→ **Exercise instructions**:
Using the data beneath, show every line that includes the word "Deblinghausen".

Saved entries:
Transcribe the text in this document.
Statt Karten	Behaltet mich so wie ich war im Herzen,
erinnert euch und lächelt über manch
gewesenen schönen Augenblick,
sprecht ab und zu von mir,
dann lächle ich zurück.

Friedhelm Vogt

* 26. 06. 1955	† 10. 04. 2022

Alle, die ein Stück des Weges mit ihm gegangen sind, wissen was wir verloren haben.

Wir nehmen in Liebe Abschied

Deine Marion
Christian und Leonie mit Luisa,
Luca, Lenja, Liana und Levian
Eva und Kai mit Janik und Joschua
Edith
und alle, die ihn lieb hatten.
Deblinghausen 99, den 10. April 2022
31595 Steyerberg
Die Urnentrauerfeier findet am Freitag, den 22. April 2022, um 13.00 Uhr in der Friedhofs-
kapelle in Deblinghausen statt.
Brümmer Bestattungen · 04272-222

→ **Finished answer**:
Deblinghausen 99, den 10. April 2022
kapelle in Deblinghausen statt.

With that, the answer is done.